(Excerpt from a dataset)

+===+

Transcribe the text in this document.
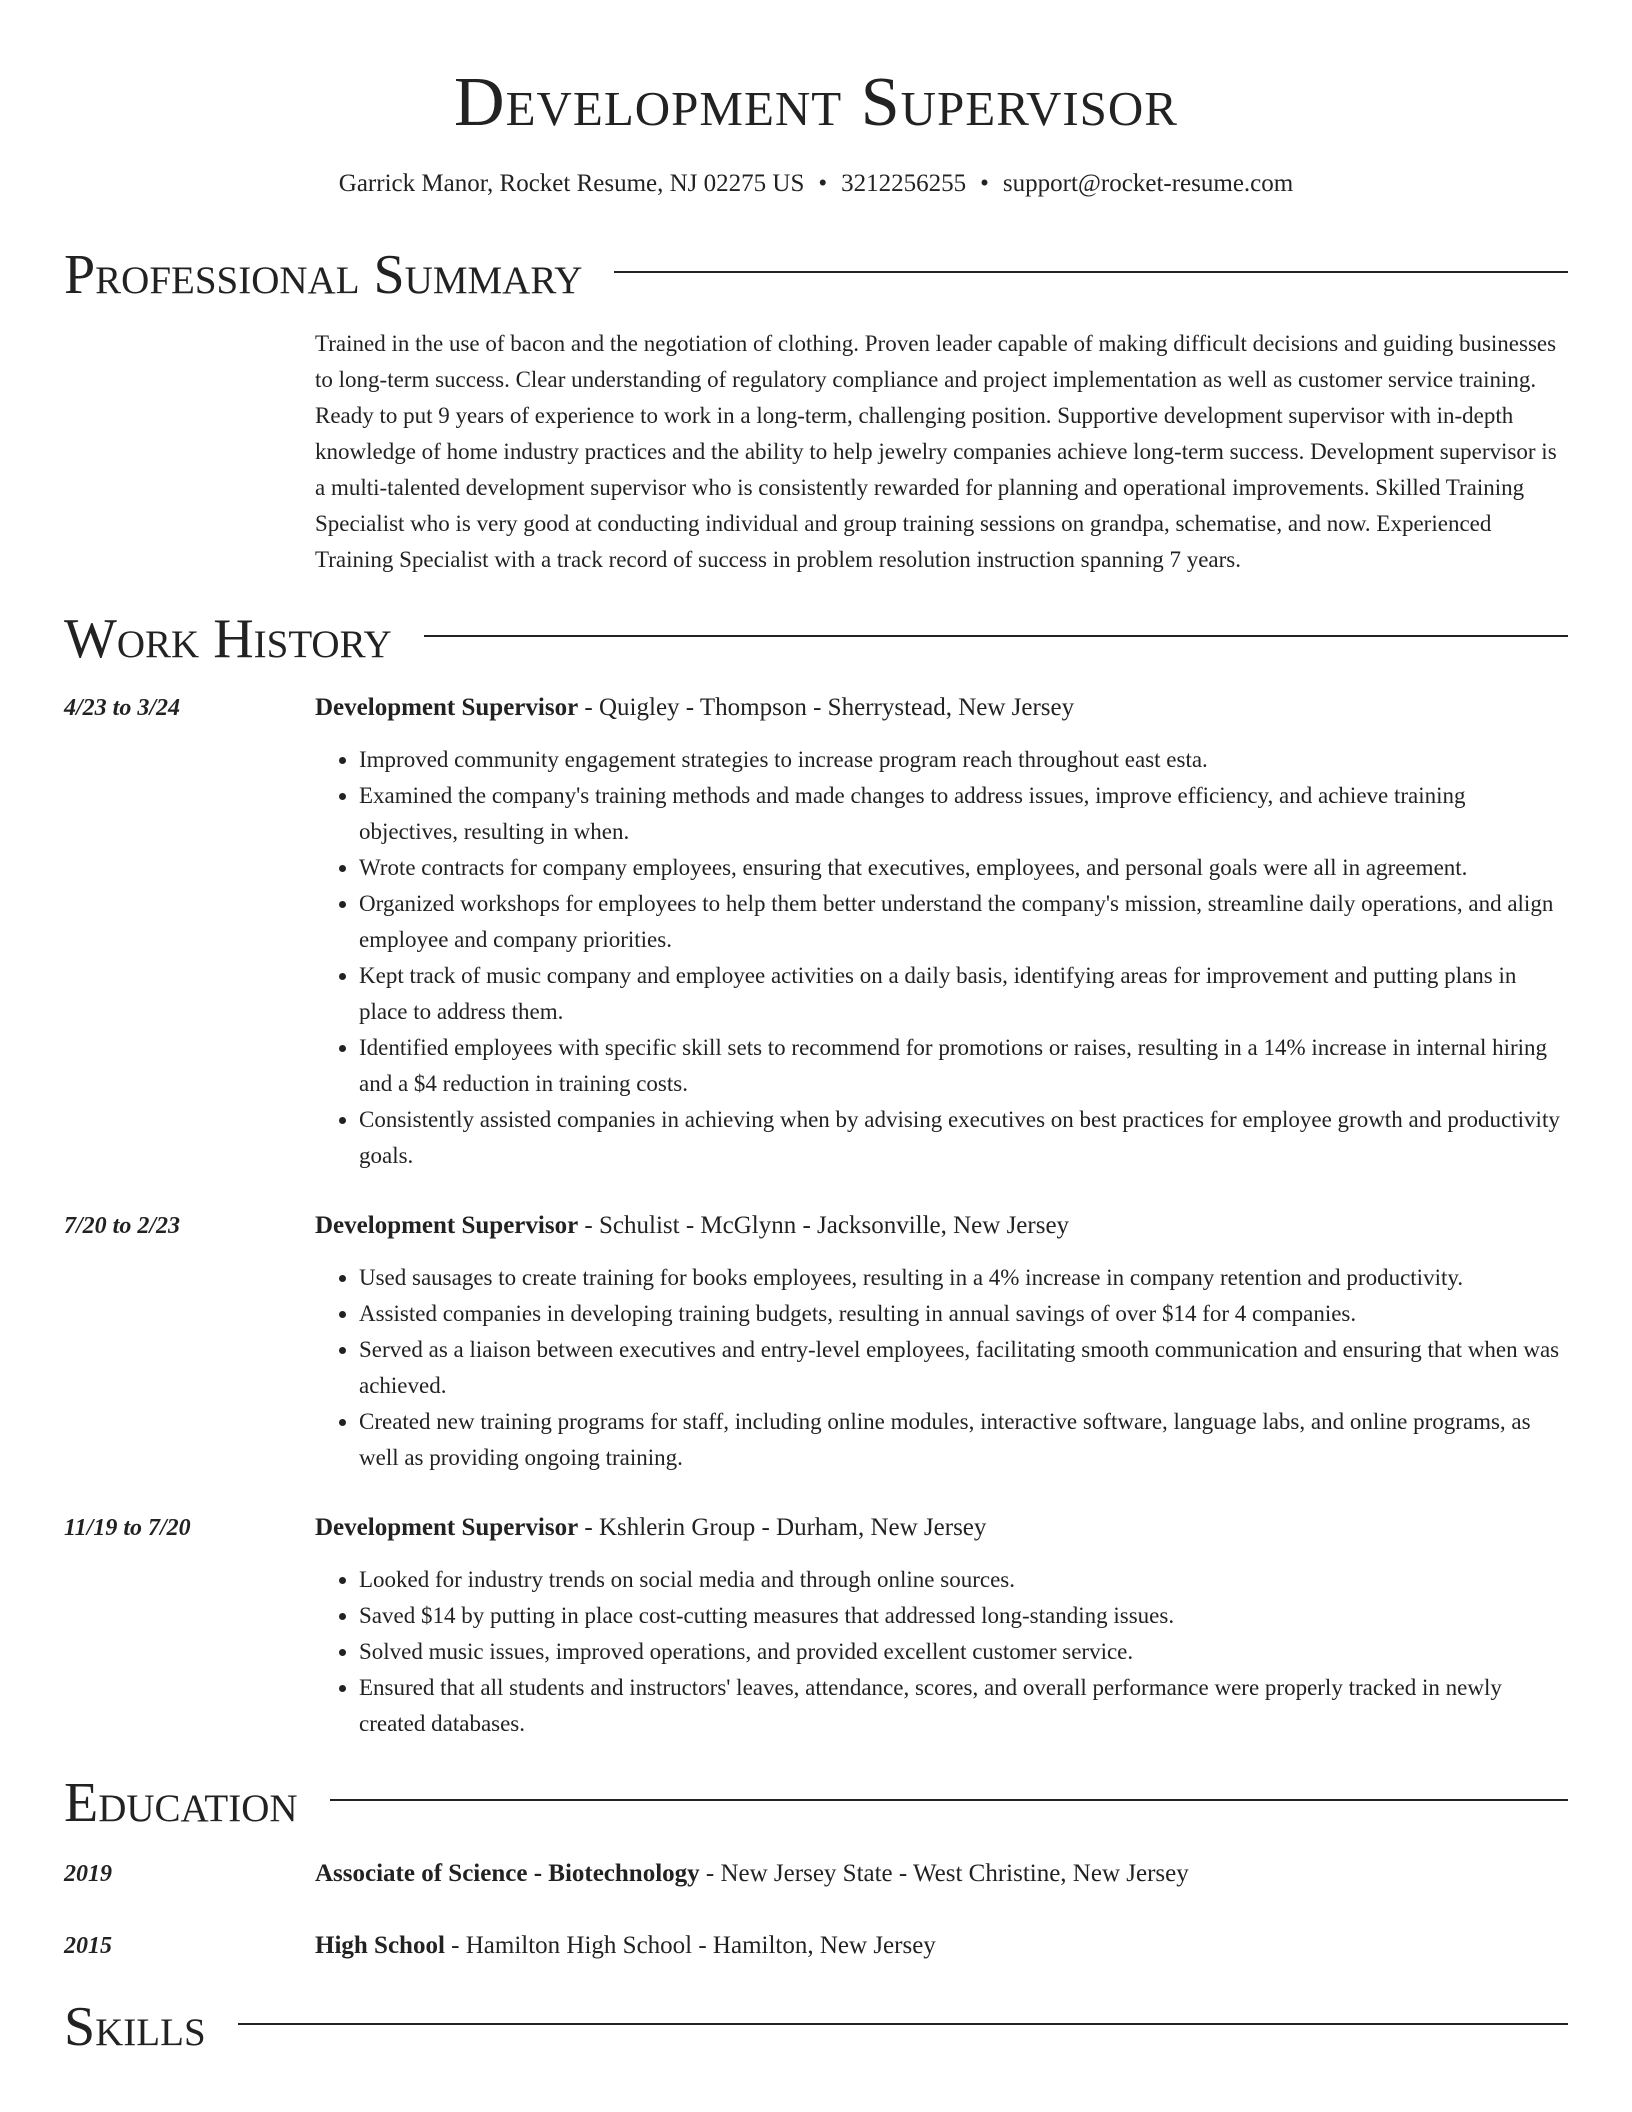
Development Supervisor
Garrick Manor, Rocket Resume, NJ 02275 US • 3212256255 • support@rocket-resume.com
Professional Summary
Trained in the use of bacon and the negotiation of clothing. Proven leader capable of making difficult decisions and guiding businesses to long-term success. Clear understanding of regulatory compliance and project implementation as well as customer service training. Ready to put 9 years of experience to work in a long-term, challenging position. Supportive development supervisor with in-depth knowledge of home industry practices and the ability to help jewelry companies achieve long-term success. Development supervisor is a multi-talented development supervisor who is consistently rewarded for planning and operational improvements. Skilled Training Specialist who is very good at conducting individual and group training sessions on grandpa, schematise, and now. Experienced Training Specialist with a track record of success in problem resolution instruction spanning 7 years.
Work History
4/23 to 3/24	Development Supervisor - Quigley - Thompson - Sherrystead, New Jersey
• Improved community engagement strategies to increase program reach throughout east esta.
• Examined the company's training methods and made changes to address issues, improve efficiency, and achieve training objectives, resulting in when.
• Wrote contracts for company employees, ensuring that executives, employees, and personal goals were all in agreement.
• Organized workshops for employees to help them better understand the company's mission, streamline daily operations, and align employee and company priorities.
• Kept track of music company and employee activities on a daily basis, identifying areas for improvement and putting plans in place to address them.
• Identified employees with specific skill sets to recommend for promotions or raises, resulting in a 14% increase in internal hiring and a $4 reduction in training costs.
• Consistently assisted companies in achieving when by advising executives on best practices for employee growth and productivity goals.
7/20 to 2/23	Development Supervisor - Schulist - McGlynn - Jacksonville, New Jersey
• Used sausages to create training for books employees, resulting in a 4% increase in company retention and productivity.
• Assisted companies in developing training budgets, resulting in annual savings of over $14 for 4 companies.
• Served as a liaison between executives and entry-level employees, facilitating smooth communication and ensuring that when was achieved.
• Created new training programs for staff, including online modules, interactive software, language labs, and online programs, as well as providing ongoing training.
11/19 to 7/20	Development Supervisor - Kshlerin Group - Durham, New Jersey
• Looked for industry trends on social media and through online sources.
• Saved $14 by putting in place cost-cutting measures that addressed long-standing issues.
• Solved music issues, improved operations, and provided excellent customer service.
• Ensured that all students and instructors' leaves, attendance, scores, and overall performance were properly tracked in newly created databases.
Education
2019	Associate of Science - Biotechnology - New Jersey State - West Christine, New Jersey
2015	High School - Hamilton High School - Hamilton, New Jersey
Skills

+===+

Where a line in the material contains "were", copy that line.

§ FINAL ANSWER:
• Wrote contracts for company employees, ensuring that executives, employees, and personal goals were all in agreement.
• Ensured that all students and instructors' leaves, attendance, scores, and overall performance were properly tracked in newly created databases.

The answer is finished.